(Set problem): Reproduce all of the data exactly.

(Records about charts and figures):
## BEGIN
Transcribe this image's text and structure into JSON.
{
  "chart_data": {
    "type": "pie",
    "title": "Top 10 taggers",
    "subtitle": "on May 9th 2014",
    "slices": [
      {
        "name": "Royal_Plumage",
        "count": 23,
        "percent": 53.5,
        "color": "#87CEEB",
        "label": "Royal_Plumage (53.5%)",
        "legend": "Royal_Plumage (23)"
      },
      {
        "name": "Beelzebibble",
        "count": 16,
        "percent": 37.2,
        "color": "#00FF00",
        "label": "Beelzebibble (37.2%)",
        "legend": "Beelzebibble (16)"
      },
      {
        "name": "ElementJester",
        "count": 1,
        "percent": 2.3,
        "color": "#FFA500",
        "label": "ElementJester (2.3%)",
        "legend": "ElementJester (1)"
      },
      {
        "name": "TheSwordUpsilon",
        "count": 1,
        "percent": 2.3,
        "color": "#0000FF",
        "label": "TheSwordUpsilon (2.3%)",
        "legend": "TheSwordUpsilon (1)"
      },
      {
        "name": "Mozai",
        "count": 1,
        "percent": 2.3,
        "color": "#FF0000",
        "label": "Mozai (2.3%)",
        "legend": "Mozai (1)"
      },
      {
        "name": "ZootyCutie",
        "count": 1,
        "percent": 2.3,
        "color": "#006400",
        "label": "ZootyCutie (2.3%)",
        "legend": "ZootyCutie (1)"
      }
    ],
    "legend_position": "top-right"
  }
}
## END
(Correct response):
Transcribe this image's text and structure into JSON.
{
  "chart_data": {
    "type": "pie",
    "title": "Top 10 taggers",
    "subtitle": "on May 9th 2014",
    "slices": [
      {
        "name": "Royal_Plumage",
        "count": 23,
        "percent": 53.5,
        "color": "#87CEEB",
        "label": "Royal_Plumage (53.5%)",
        "legend": "Royal_Plumage (23)"
      },
      {
        "name": "Beelzebibble",
        "count": 16,
        "percent": 37.2,
        "color": "#00FF00",
        "label": "Beelzebibble (37.2%)",
        "legend": "Beelzebibble (16)"
      },
      {
        "name": "ElementJester",
        "count": 1,
        "percent": 2.3,
        "color": "#FFA500",
        "label": "ElementJester (2.3%)",
        "legend": "ElementJester (1)"
      },
      {
        "name": "TheSwordUpsilon",
        "count": 1,
        "percent": 2.3,
        "color": "#0000FF",
        "label": "TheSwordUpsilon (2.3%)",
        "legend": "TheSwordUpsilon (1)"
      },
      {
        "name": "Mozai",
        "count": 1,
        "percent": 2.3,
        "color": "#FF0000",
        "label": "Mozai (2.3%)",
        "legend": "Mozai (1)"
      },
      {
        "name": "ZootyCutie",
        "count": 1,
        "percent": 2.3,
        "color": "#006400",
        "label": "ZootyCutie (2.3%)",
        "legend": "ZootyCutie (1)"
      }
    ],
    "legend_position": "top-right"
  }
}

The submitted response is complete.